Collected data:
********

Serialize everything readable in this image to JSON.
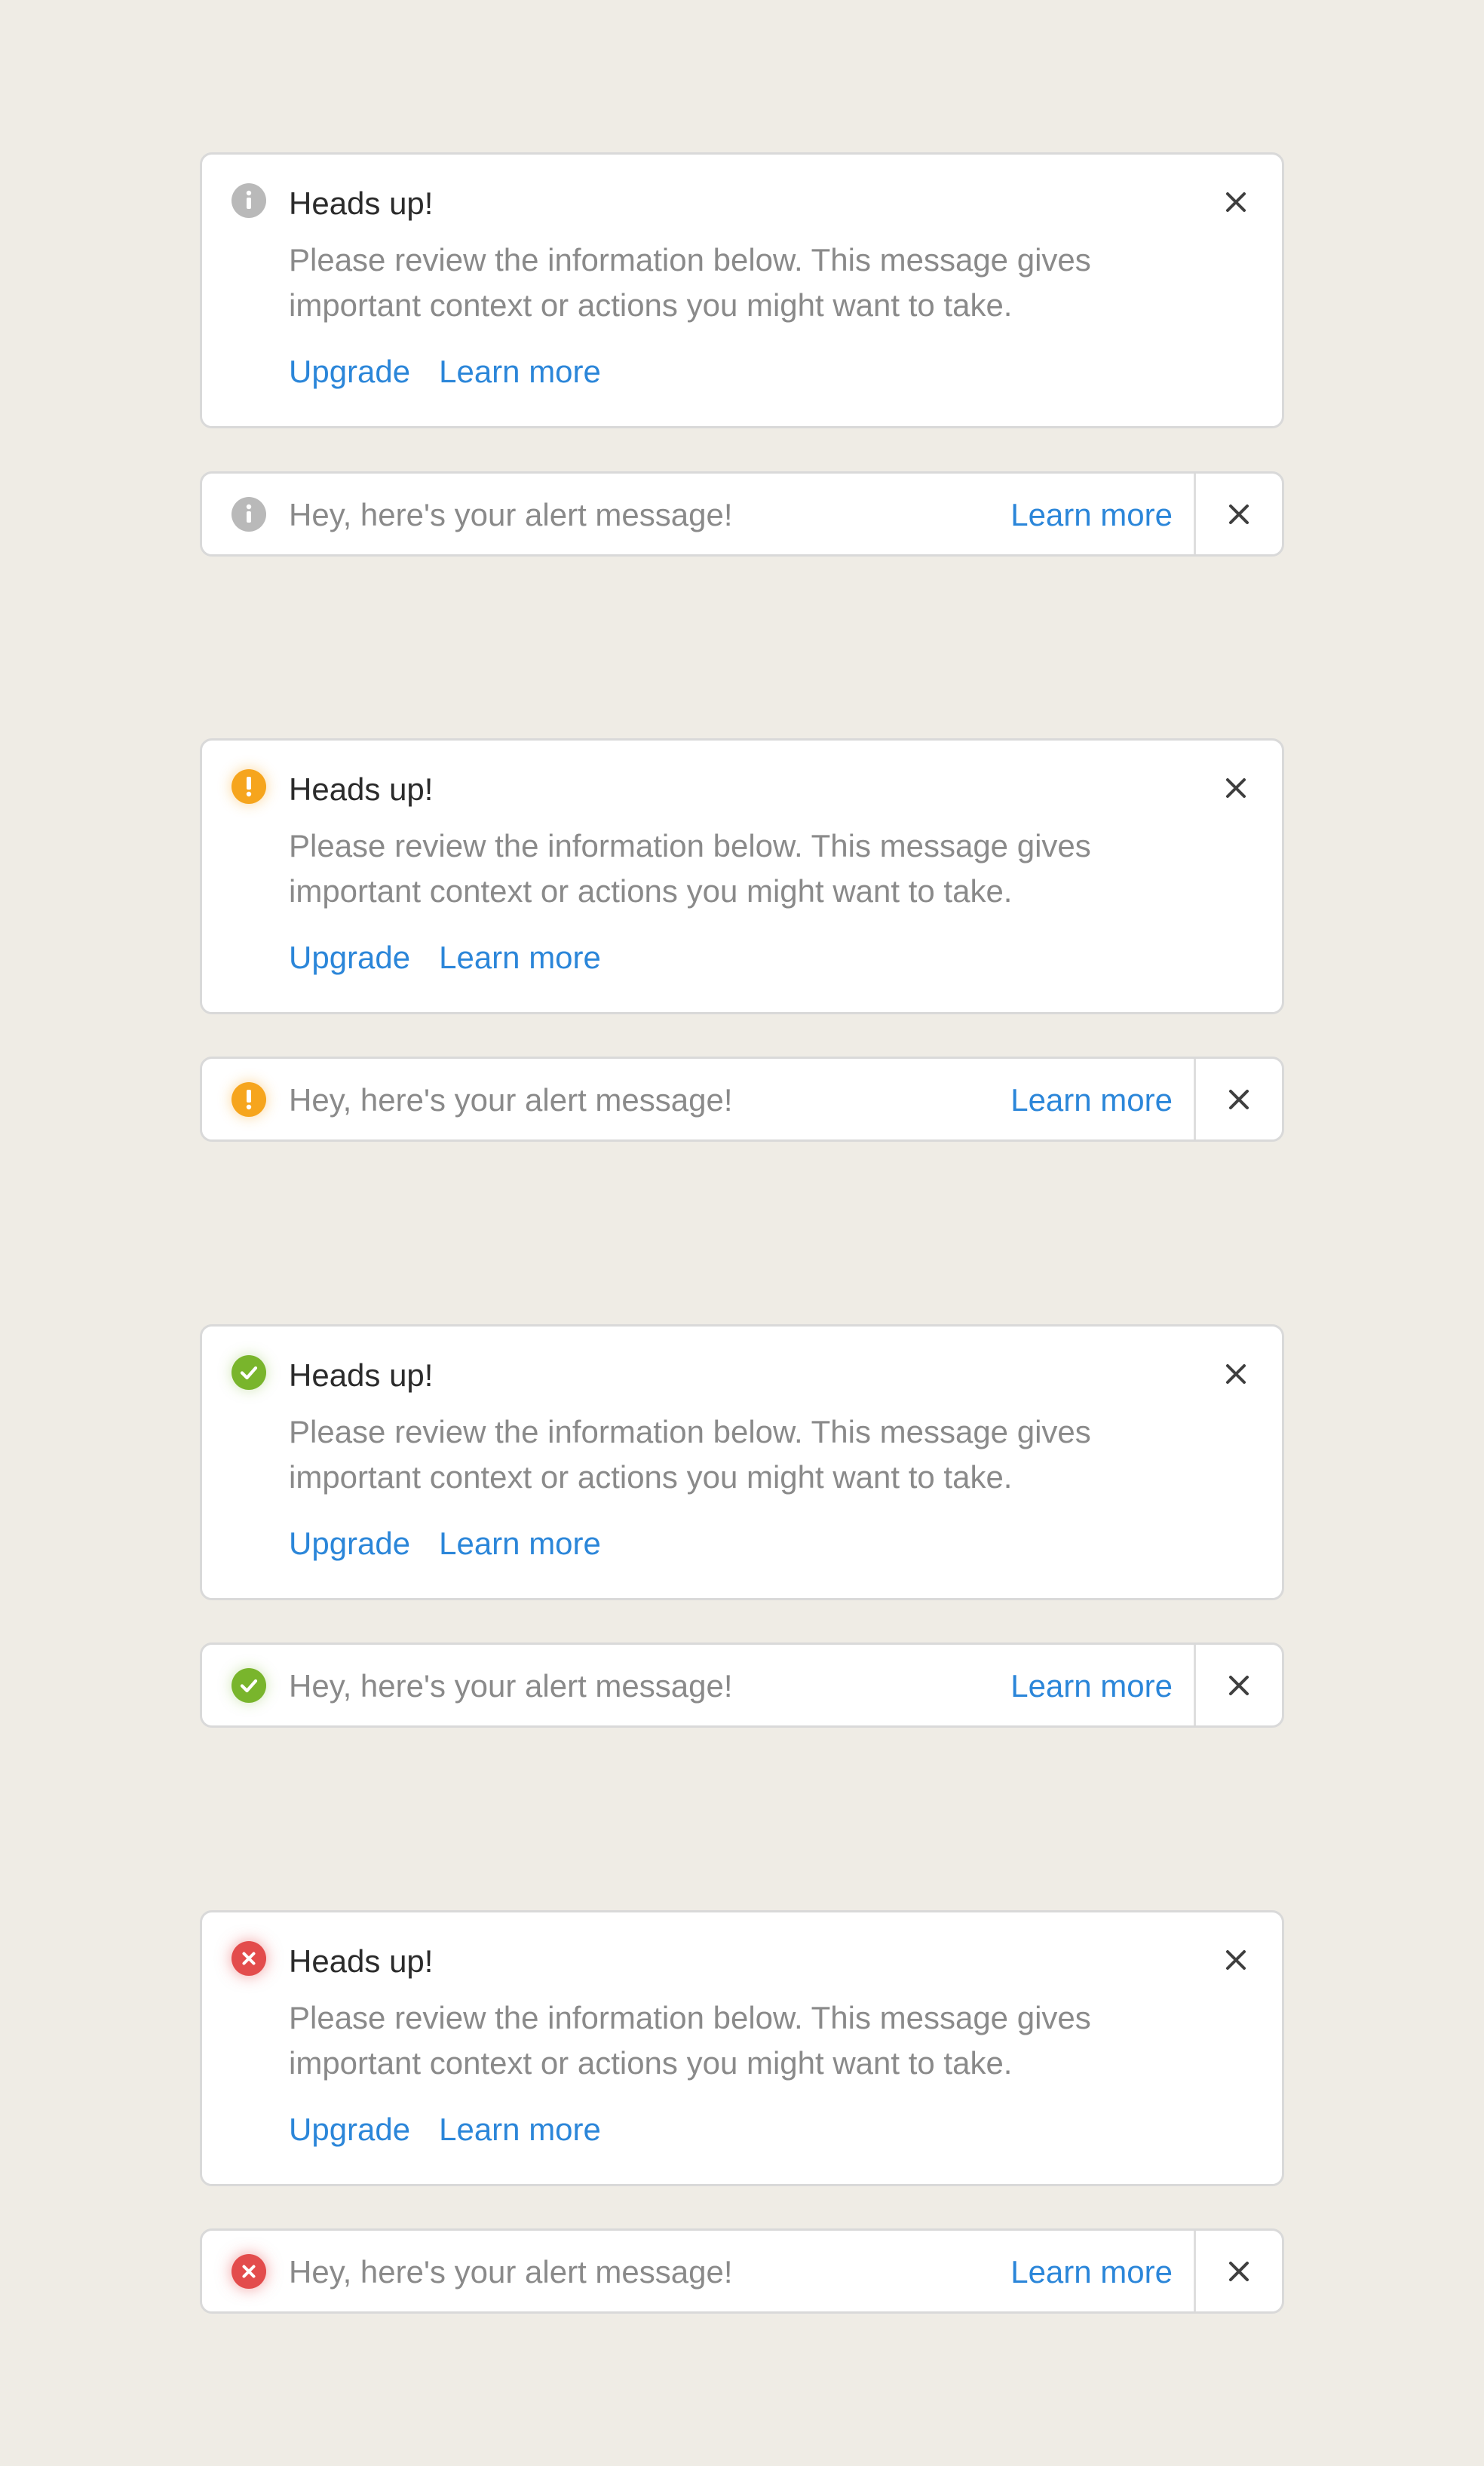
{
  "alerts": [
    {
      "variant": "info",
      "icon": "info-icon",
      "color": "#b9b9b9",
      "title": "Heads up!",
      "body": "Please review the information below. This message gives important context or actions you might want to take.",
      "primary_action": "Upgrade",
      "secondary_action": "Learn more",
      "inline_message": "Hey, here's your alert message!",
      "inline_link": "Learn more"
    },
    {
      "variant": "warning",
      "icon": "warning-icon",
      "color": "#f6a51d",
      "title": "Heads up!",
      "body": "Please review the information below. This message gives important context or actions you might want to take.",
      "primary_action": "Upgrade",
      "secondary_action": "Learn more",
      "inline_message": "Hey, here's your alert message!",
      "inline_link": "Learn more"
    },
    {
      "variant": "success",
      "icon": "check-icon",
      "color": "#79b52c",
      "title": "Heads up!",
      "body": "Please review the information below. This message gives important context or actions you might want to take.",
      "primary_action": "Upgrade",
      "secondary_action": "Learn more",
      "inline_message": "Hey, here's your alert message!",
      "inline_link": "Learn more"
    },
    {
      "variant": "error",
      "icon": "error-icon",
      "color": "#e34c4c",
      "title": "Heads up!",
      "body": "Please review the information below. This message gives important context or actions you might want to take.",
      "primary_action": "Upgrade",
      "secondary_action": "Learn more",
      "inline_message": "Hey, here's your alert message!",
      "inline_link": "Learn more"
    }
  ],
  "link_color": "#2b86d9",
  "close_icon": "close-icon"
}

********

* **Brief**: Please write out all of the material above without changing a word, and omit any pictures.

* **The result**:
Serialize everything readable in this image to JSON.
{
  "alerts": [
    {
      "variant": "info",
      "icon": "info-icon",
      "color": "#b9b9b9",
      "title": "Heads up!",
      "body": "Please review the information below. This message gives important context or actions you might want to take.",
      "primary_action": "Upgrade",
      "secondary_action": "Learn more",
      "inline_message": "Hey, here's your alert message!",
      "inline_link": "Learn more"
    },
    {
      "variant": "warning",
      "icon": "warning-icon",
      "color": "#f6a51d",
      "title": "Heads up!",
      "body": "Please review the information below. This message gives important context or actions you might want to take.",
      "primary_action": "Upgrade",
      "secondary_action": "Learn more",
      "inline_message": "Hey, here's your alert message!",
      "inline_link": "Learn more"
    },
    {
      "variant": "success",
      "icon": "check-icon",
      "color": "#79b52c",
      "title": "Heads up!",
      "body": "Please review the information below. This message gives important context or actions you might want to take.",
      "primary_action": "Upgrade",
      "secondary_action": "Learn more",
      "inline_message": "Hey, here's your alert message!",
      "inline_link": "Learn more"
    },
    {
      "variant": "error",
      "icon": "error-icon",
      "color": "#e34c4c",
      "title": "Heads up!",
      "body": "Please review the information below. This message gives important context or actions you might want to take.",
      "primary_action": "Upgrade",
      "secondary_action": "Learn more",
      "inline_message": "Hey, here's your alert message!",
      "inline_link": "Learn more"
    }
  ],
  "link_color": "#2b86d9",
  "close_icon": "close-icon"
}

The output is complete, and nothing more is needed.